— start —
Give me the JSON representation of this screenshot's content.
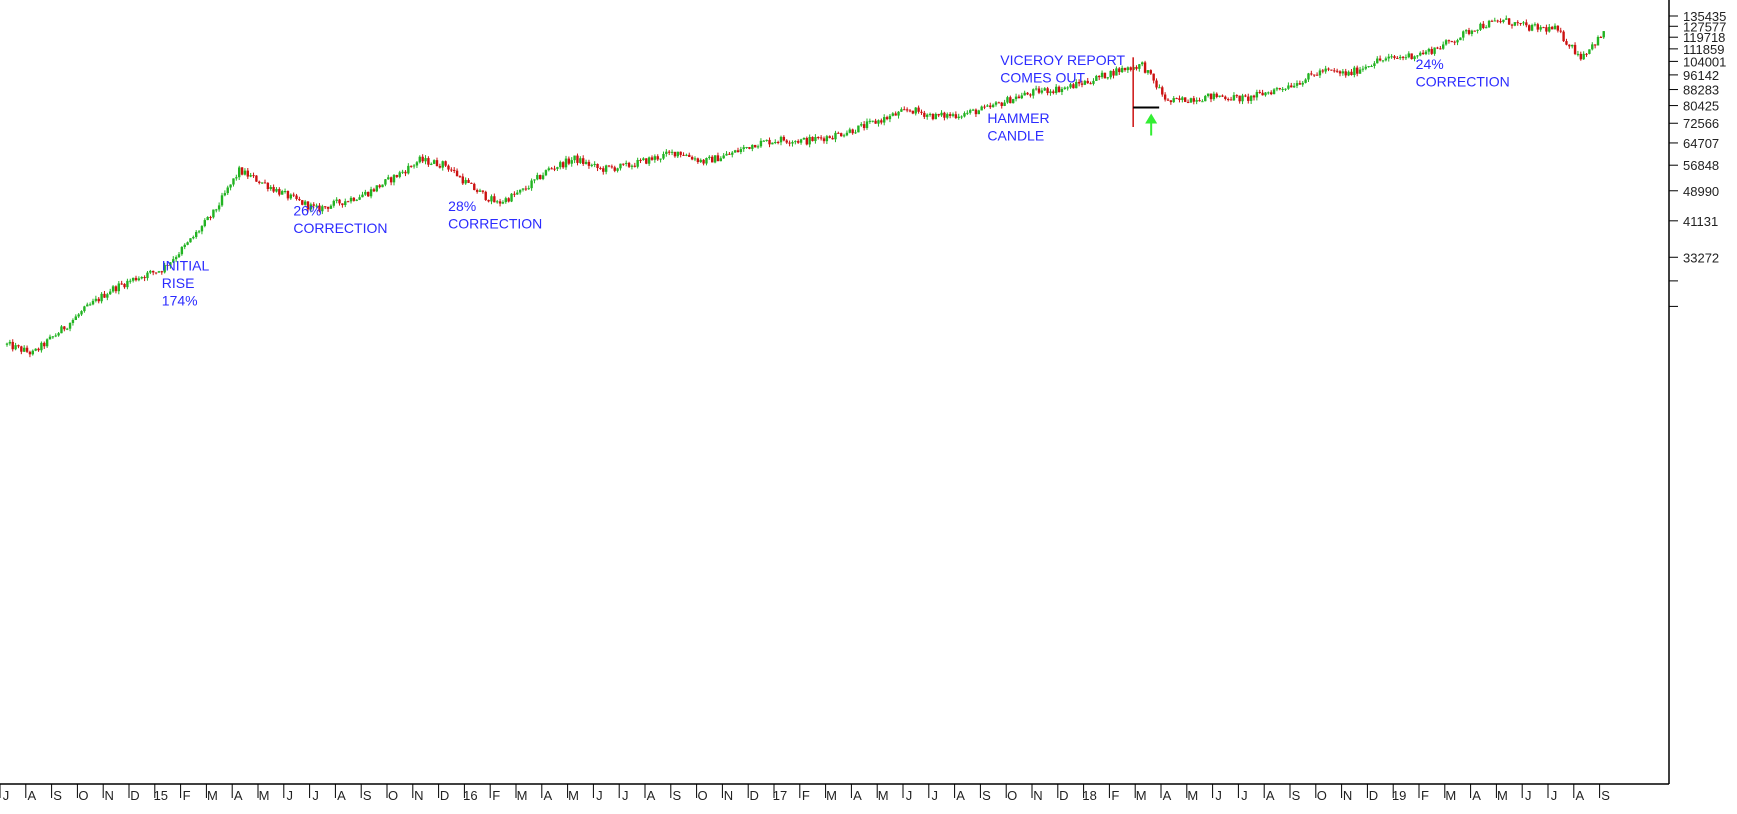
{
  "chart_data": {
    "type": "candlestick",
    "scale": "log",
    "grid": false,
    "colors": {
      "up": "#22b322",
      "down": "#cc1111",
      "annotation": "#2b2bff",
      "arrow": "#33ee33",
      "axis": "#000000"
    },
    "y_ticks": [
      "135435",
      "127577",
      "119718",
      "111859",
      "104001",
      "96142",
      "88283",
      "80425",
      "72566",
      "64707",
      "56848",
      "48990",
      "41131",
      "33272"
    ],
    "x_ticks": [
      "J",
      "A",
      "S",
      "O",
      "N",
      "D",
      "15",
      "F",
      "M",
      "A",
      "M",
      "J",
      "J",
      "A",
      "S",
      "O",
      "N",
      "D",
      "16",
      "F",
      "M",
      "A",
      "M",
      "J",
      "J",
      "A",
      "S",
      "O",
      "N",
      "D",
      "17",
      "F",
      "M",
      "A",
      "M",
      "J",
      "J",
      "A",
      "S",
      "O",
      "N",
      "D",
      "18",
      "F",
      "M",
      "A",
      "M",
      "J",
      "J",
      "A",
      "S",
      "O",
      "N",
      "D",
      "19",
      "F",
      "M",
      "A",
      "M",
      "J",
      "J",
      "A",
      "S"
    ],
    "series": [
      {
        "x_start": "J (2014)",
        "x_end": "S (2019)",
        "approx_close_by_month": [
          20000,
          19000,
          21500,
          24500,
          27500,
          29500,
          31000,
          36000,
          43000,
          55000,
          51000,
          47000,
          44000,
          46000,
          48500,
          53000,
          58500,
          57000,
          50000,
          45500,
          49000,
          55500,
          59000,
          55500,
          56500,
          59000,
          61500,
          58000,
          60500,
          64500,
          66000,
          65500,
          67500,
          70500,
          74500,
          78500,
          75500,
          76500,
          79000,
          84000,
          87500,
          89000,
          93000,
          98500,
          102000,
          82000,
          84000,
          85000,
          83500,
          87500,
          92000,
          98500,
          96500,
          104000,
          106500,
          109500,
          117000,
          127500,
          132000,
          126500,
          125500,
          107000,
          124000
        ]
      }
    ],
    "annotations": [
      {
        "lines": [
          "INITIAL",
          "RISE",
          "174%"
        ]
      },
      {
        "lines": [
          "26%",
          "CORRECTION"
        ]
      },
      {
        "lines": [
          "28%",
          "CORRECTION"
        ]
      },
      {
        "lines": [
          "VICEROY REPORT",
          "COMES OUT"
        ]
      },
      {
        "lines": [
          "HAMMER",
          "CANDLE"
        ]
      },
      {
        "lines": [
          "24%",
          "CORRECTION"
        ]
      }
    ]
  }
}
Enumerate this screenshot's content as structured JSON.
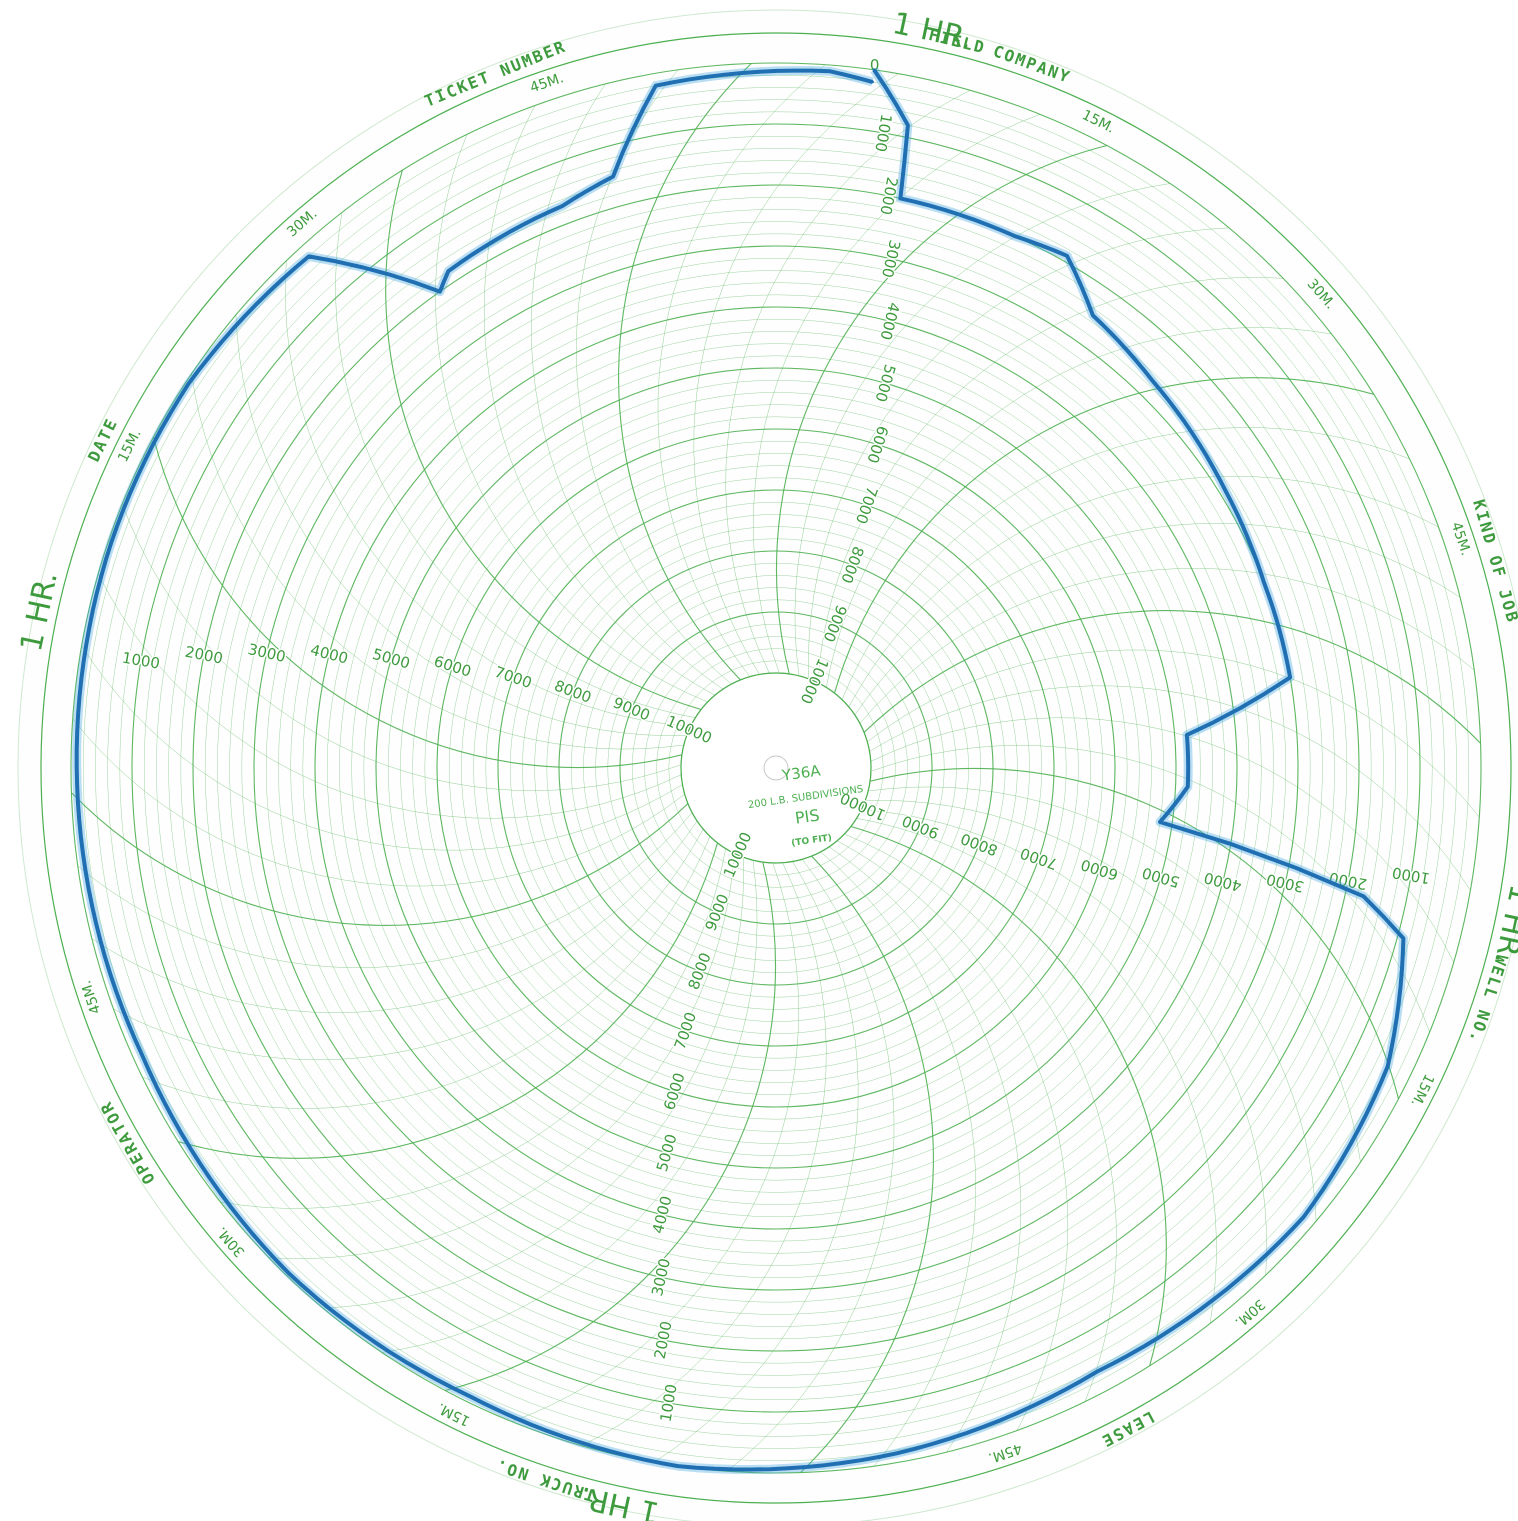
{
  "chart_data": {
    "type": "polar-recorder",
    "model": "Y36A",
    "subdivision_note": "200 L.B. SUBDIVISIONS",
    "unit": "PIS",
    "fit_note": "(TO FIT)",
    "pressure_range": [
      0,
      10000
    ],
    "pressure_ticks": [
      "1000",
      "2000",
      "3000",
      "4000",
      "5000",
      "6000",
      "7000",
      "8000",
      "9000",
      "10000"
    ],
    "zero_label": "0",
    "minute_subdivision": 200,
    "time_sections": 4,
    "hour_label": "1 HR.",
    "minute_labels": [
      "15M.",
      "30M.",
      "45M."
    ],
    "field_labels": [
      "FIELD",
      "KIND OF JOB",
      "WELL NO.",
      "LEASE",
      "TRUCK NO.",
      "OPERATOR",
      "DATE",
      "TICKET NUMBER",
      "COMPANY"
    ],
    "grid_color": "#4caf50",
    "trace_color": "#1f6fb2",
    "trace_light_color": "#3aa0e0",
    "trace": [
      {
        "t": 0.0,
        "p": 0
      },
      {
        "t": 0.01,
        "p": 800
      },
      {
        "t": 0.012,
        "p": 2000
      },
      {
        "t": 0.045,
        "p": 2000
      },
      {
        "t": 0.06,
        "p": 1900
      },
      {
        "t": 0.075,
        "p": 2500
      },
      {
        "t": 0.1,
        "p": 2700
      },
      {
        "t": 0.14,
        "p": 2900
      },
      {
        "t": 0.17,
        "p": 3000
      },
      {
        "t": 0.2,
        "p": 3000
      },
      {
        "t": 0.215,
        "p": 4800
      },
      {
        "t": 0.235,
        "p": 4800
      },
      {
        "t": 0.25,
        "p": 5200
      },
      {
        "t": 0.262,
        "p": 1700
      },
      {
        "t": 0.27,
        "p": 900
      },
      {
        "t": 0.3,
        "p": 400
      },
      {
        "t": 0.34,
        "p": 200
      },
      {
        "t": 0.4,
        "p": 350
      },
      {
        "t": 0.45,
        "p": 150
      },
      {
        "t": 0.5,
        "p": 0
      },
      {
        "t": 0.55,
        "p": 100
      },
      {
        "t": 0.6,
        "p": 50
      },
      {
        "t": 0.66,
        "p": 150
      },
      {
        "t": 0.72,
        "p": 100
      },
      {
        "t": 0.78,
        "p": 50
      },
      {
        "t": 0.82,
        "p": 50
      },
      {
        "t": 0.86,
        "p": 200
      },
      {
        "t": 0.88,
        "p": 2000
      },
      {
        "t": 0.885,
        "p": 1800
      },
      {
        "t": 0.92,
        "p": 1700
      },
      {
        "t": 0.935,
        "p": 1500
      },
      {
        "t": 0.95,
        "p": 200
      },
      {
        "t": 0.99,
        "p": 100
      },
      {
        "t": 1.0,
        "p": 200
      }
    ]
  }
}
— end —
_WHAT TO PRODUCE_
Without the pictures, print the records in full, exactly as they appear.

_OUTPUT_
Give me the JSON representation of this screenshot's content.
{
  "chart_data": {
    "type": "candlestick",
    "scale": "log",
    "grid": false,
    "colors": {
      "up": "#22b322",
      "down": "#cc1111",
      "annotation": "#2b2bff",
      "arrow": "#33ee33",
      "axis": "#000000"
    },
    "y_ticks": [
      "135435",
      "127577",
      "119718",
      "111859",
      "104001",
      "96142",
      "88283",
      "80425",
      "72566",
      "64707",
      "56848",
      "48990",
      "41131",
      "33272"
    ],
    "x_ticks": [
      "J",
      "A",
      "S",
      "O",
      "N",
      "D",
      "15",
      "F",
      "M",
      "A",
      "M",
      "J",
      "J",
      "A",
      "S",
      "O",
      "N",
      "D",
      "16",
      "F",
      "M",
      "A",
      "M",
      "J",
      "J",
      "A",
      "S",
      "O",
      "N",
      "D",
      "17",
      "F",
      "M",
      "A",
      "M",
      "J",
      "J",
      "A",
      "S",
      "O",
      "N",
      "D",
      "18",
      "F",
      "M",
      "A",
      "M",
      "J",
      "J",
      "A",
      "S",
      "O",
      "N",
      "D",
      "19",
      "F",
      "M",
      "A",
      "M",
      "J",
      "J",
      "A",
      "S"
    ],
    "series": [
      {
        "x_start": "J (2014)",
        "x_end": "S (2019)",
        "approx_close_by_month": [
          20000,
          19000,
          21500,
          24500,
          27500,
          29500,
          31000,
          36000,
          43000,
          55000,
          51000,
          47000,
          44000,
          46000,
          48500,
          53000,
          58500,
          57000,
          50000,
          45500,
          49000,
          55500,
          59000,
          55500,
          56500,
          59000,
          61500,
          58000,
          60500,
          64500,
          66000,
          65500,
          67500,
          70500,
          74500,
          78500,
          75500,
          76500,
          79000,
          84000,
          87500,
          89000,
          93000,
          98500,
          102000,
          82000,
          84000,
          85000,
          83500,
          87500,
          92000,
          98500,
          96500,
          104000,
          106500,
          109500,
          117000,
          127500,
          132000,
          126500,
          125500,
          107000,
          124000
        ]
      }
    ],
    "annotations": [
      {
        "lines": [
          "INITIAL",
          "RISE",
          "174%"
        ]
      },
      {
        "lines": [
          "26%",
          "CORRECTION"
        ]
      },
      {
        "lines": [
          "28%",
          "CORRECTION"
        ]
      },
      {
        "lines": [
          "VICEROY REPORT",
          "COMES OUT"
        ]
      },
      {
        "lines": [
          "HAMMER",
          "CANDLE"
        ]
      },
      {
        "lines": [
          "24%",
          "CORRECTION"
        ]
      }
    ]
  }
}
Enumerate this screenshot's content as structured JSON.
{
  "chart_data": {
    "type": "polar-recorder",
    "model": "Y36A",
    "subdivision_note": "200 L.B. SUBDIVISIONS",
    "unit": "PIS",
    "fit_note": "(TO FIT)",
    "pressure_range": [
      0,
      10000
    ],
    "pressure_ticks": [
      "1000",
      "2000",
      "3000",
      "4000",
      "5000",
      "6000",
      "7000",
      "8000",
      "9000",
      "10000"
    ],
    "zero_label": "0",
    "minute_subdivision": 200,
    "time_sections": 4,
    "hour_label": "1 HR.",
    "minute_labels": [
      "15M.",
      "30M.",
      "45M."
    ],
    "field_labels": [
      "FIELD",
      "KIND OF JOB",
      "WELL NO.",
      "LEASE",
      "TRUCK NO.",
      "OPERATOR",
      "DATE",
      "TICKET NUMBER",
      "COMPANY"
    ],
    "grid_color": "#4caf50",
    "trace_color": "#1f6fb2",
    "trace_light_color": "#3aa0e0",
    "trace": [
      {
        "t": 0.0,
        "p": 0
      },
      {
        "t": 0.01,
        "p": 800
      },
      {
        "t": 0.012,
        "p": 2000
      },
      {
        "t": 0.045,
        "p": 2000
      },
      {
        "t": 0.06,
        "p": 1900
      },
      {
        "t": 0.075,
        "p": 2500
      },
      {
        "t": 0.1,
        "p": 2700
      },
      {
        "t": 0.14,
        "p": 2900
      },
      {
        "t": 0.17,
        "p": 3000
      },
      {
        "t": 0.2,
        "p": 3000
      },
      {
        "t": 0.215,
        "p": 4800
      },
      {
        "t": 0.235,
        "p": 4800
      },
      {
        "t": 0.25,
        "p": 5200
      },
      {
        "t": 0.262,
        "p": 1700
      },
      {
        "t": 0.27,
        "p": 900
      },
      {
        "t": 0.3,
        "p": 400
      },
      {
        "t": 0.34,
        "p": 200
      },
      {
        "t": 0.4,
        "p": 350
      },
      {
        "t": 0.45,
        "p": 150
      },
      {
        "t": 0.5,
        "p": 0
      },
      {
        "t": 0.55,
        "p": 100
      },
      {
        "t": 0.6,
        "p": 50
      },
      {
        "t": 0.66,
        "p": 150
      },
      {
        "t": 0.72,
        "p": 100
      },
      {
        "t": 0.78,
        "p": 50
      },
      {
        "t": 0.82,
        "p": 50
      },
      {
        "t": 0.86,
        "p": 200
      },
      {
        "t": 0.88,
        "p": 2000
      },
      {
        "t": 0.885,
        "p": 1800
      },
      {
        "t": 0.92,
        "p": 1700
      },
      {
        "t": 0.935,
        "p": 1500
      },
      {
        "t": 0.95,
        "p": 200
      },
      {
        "t": 0.99,
        "p": 100
      },
      {
        "t": 1.0,
        "p": 200
      }
    ]
  }
}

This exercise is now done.